··· Source data
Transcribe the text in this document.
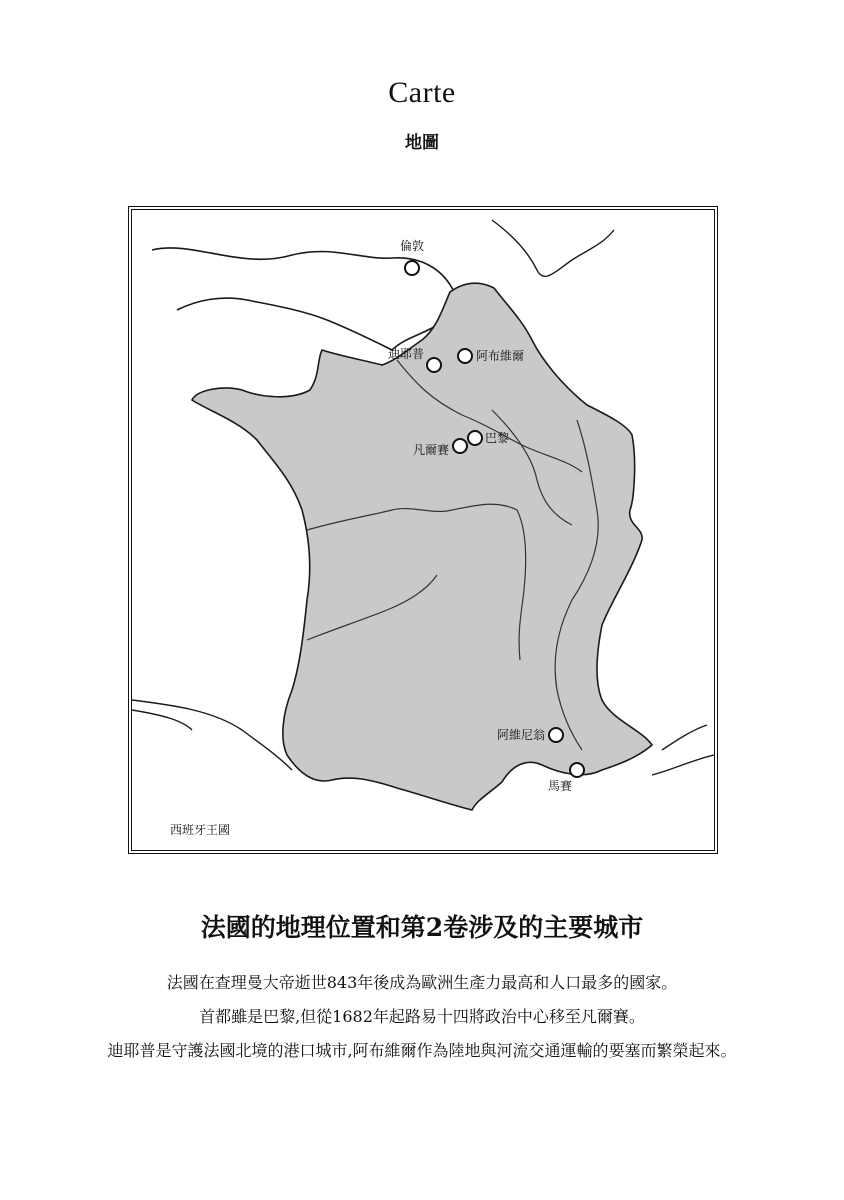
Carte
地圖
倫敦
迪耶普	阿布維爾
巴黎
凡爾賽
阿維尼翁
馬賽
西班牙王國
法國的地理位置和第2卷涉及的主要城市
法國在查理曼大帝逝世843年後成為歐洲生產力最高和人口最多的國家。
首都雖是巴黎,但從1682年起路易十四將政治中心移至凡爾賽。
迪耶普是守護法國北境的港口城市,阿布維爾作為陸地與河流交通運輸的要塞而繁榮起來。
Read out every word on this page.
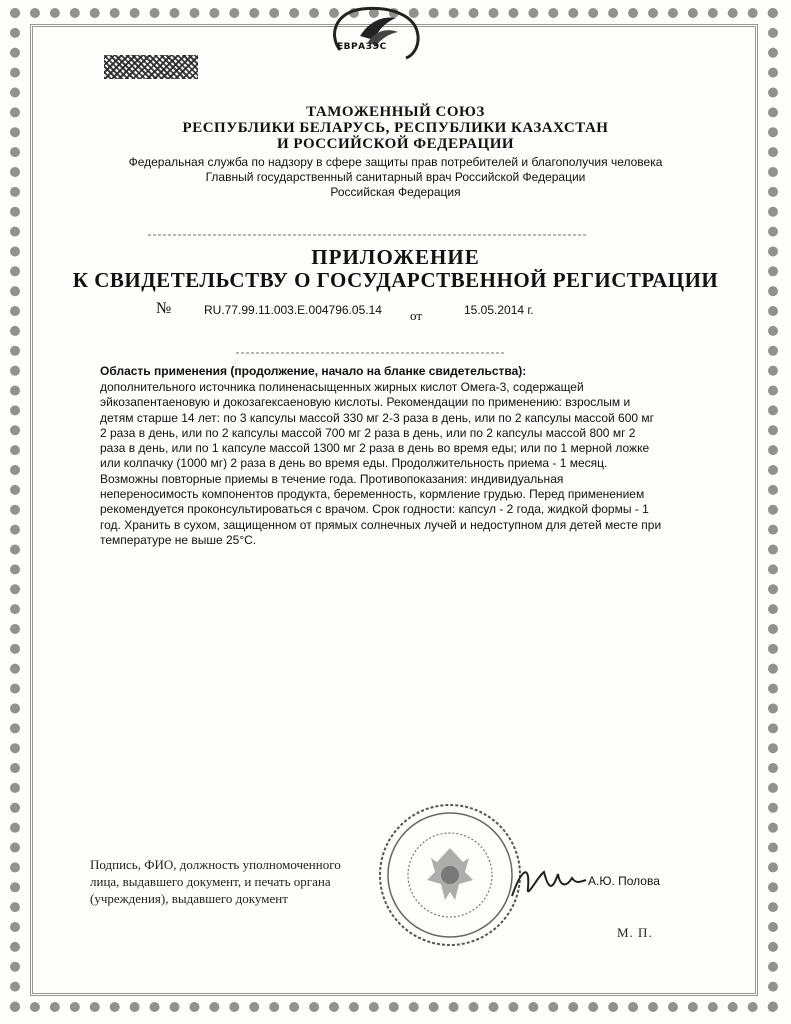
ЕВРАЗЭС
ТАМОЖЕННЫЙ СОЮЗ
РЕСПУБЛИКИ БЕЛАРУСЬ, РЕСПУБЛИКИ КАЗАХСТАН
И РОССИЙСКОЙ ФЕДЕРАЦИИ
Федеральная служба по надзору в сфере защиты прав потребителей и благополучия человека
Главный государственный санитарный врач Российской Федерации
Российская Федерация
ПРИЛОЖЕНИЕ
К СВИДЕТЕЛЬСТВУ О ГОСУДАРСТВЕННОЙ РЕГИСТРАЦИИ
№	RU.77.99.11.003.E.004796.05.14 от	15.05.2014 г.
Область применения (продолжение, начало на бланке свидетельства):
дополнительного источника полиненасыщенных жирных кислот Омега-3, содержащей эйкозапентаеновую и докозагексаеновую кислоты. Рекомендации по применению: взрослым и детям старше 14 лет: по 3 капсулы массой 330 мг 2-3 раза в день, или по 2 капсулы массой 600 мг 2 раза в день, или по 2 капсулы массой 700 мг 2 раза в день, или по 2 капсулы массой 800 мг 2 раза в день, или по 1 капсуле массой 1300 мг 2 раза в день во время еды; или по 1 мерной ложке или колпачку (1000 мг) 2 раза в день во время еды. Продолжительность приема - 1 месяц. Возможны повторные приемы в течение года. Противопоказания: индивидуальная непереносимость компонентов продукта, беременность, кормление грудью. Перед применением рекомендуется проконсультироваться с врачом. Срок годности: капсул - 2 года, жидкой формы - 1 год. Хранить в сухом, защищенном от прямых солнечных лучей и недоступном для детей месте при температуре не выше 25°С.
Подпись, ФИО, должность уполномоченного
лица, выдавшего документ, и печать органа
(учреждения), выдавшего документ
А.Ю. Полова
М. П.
······
What you are asked to do →
Omitting all images, print the listing exactly.

Answer to the task →
Transcribe the text in this document.
Carte
地圖
倫敦
迪耶普	阿布維爾
巴黎
凡爾賽
阿維尼翁
馬賽
西班牙王國
法國的地理位置和第2卷涉及的主要城市
法國在查理曼大帝逝世843年後成為歐洲生產力最高和人口最多的國家。
首都雖是巴黎,但從1682年起路易十四將政治中心移至凡爾賽。
迪耶普是守護法國北境的港口城市,阿布維爾作為陸地與河流交通運輸的要塞而繁榮起來。
Read out every word on this page.
ЕВРАЗЭС
ТАМОЖЕННЫЙ СОЮЗ
РЕСПУБЛИКИ БЕЛАРУСЬ, РЕСПУБЛИКИ КАЗАХСТАН
И РОССИЙСКОЙ ФЕДЕРАЦИИ
Федеральная служба по надзору в сфере защиты прав потребителей и благополучия человека
Главный государственный санитарный врач Российской Федерации
Российская Федерация
ПРИЛОЖЕНИЕ
К СВИДЕТЕЛЬСТВУ О ГОСУДАРСТВЕННОЙ РЕГИСТРАЦИИ
№	RU.77.99.11.003.E.004796.05.14 от	15.05.2014 г.
Область применения (продолжение, начало на бланке свидетельства):
дополнительного источника полиненасыщенных жирных кислот Омега-3, содержащей эйкозапентаеновую и докозагексаеновую кислоты. Рекомендации по применению: взрослым и детям старше 14 лет: по 3 капсулы массой 330 мг 2-3 раза в день, или по 2 капсулы массой 600 мг 2 раза в день, или по 2 капсулы массой 700 мг 2 раза в день, или по 2 капсулы массой 800 мг 2 раза в день, или по 1 капсуле массой 1300 мг 2 раза в день во время еды; или по 1 мерной ложке или колпачку (1000 мг) 2 раза в день во время еды. Продолжительность приема - 1 месяц. Возможны повторные приемы в течение года. Противопоказания: индивидуальная непереносимость компонентов продукта, беременность, кормление грудью. Перед применением рекомендуется проконсультироваться с врачом. Срок годности: капсул - 2 года, жидкой формы - 1 год. Хранить в сухом, защищенном от прямых солнечных лучей и недоступном для детей месте при температуре не выше 25°С.
Подпись, ФИО, должность уполномоченного
лица, выдавшего документ, и печать органа
(учреждения), выдавшего документ
А.Ю. Полова
М. П.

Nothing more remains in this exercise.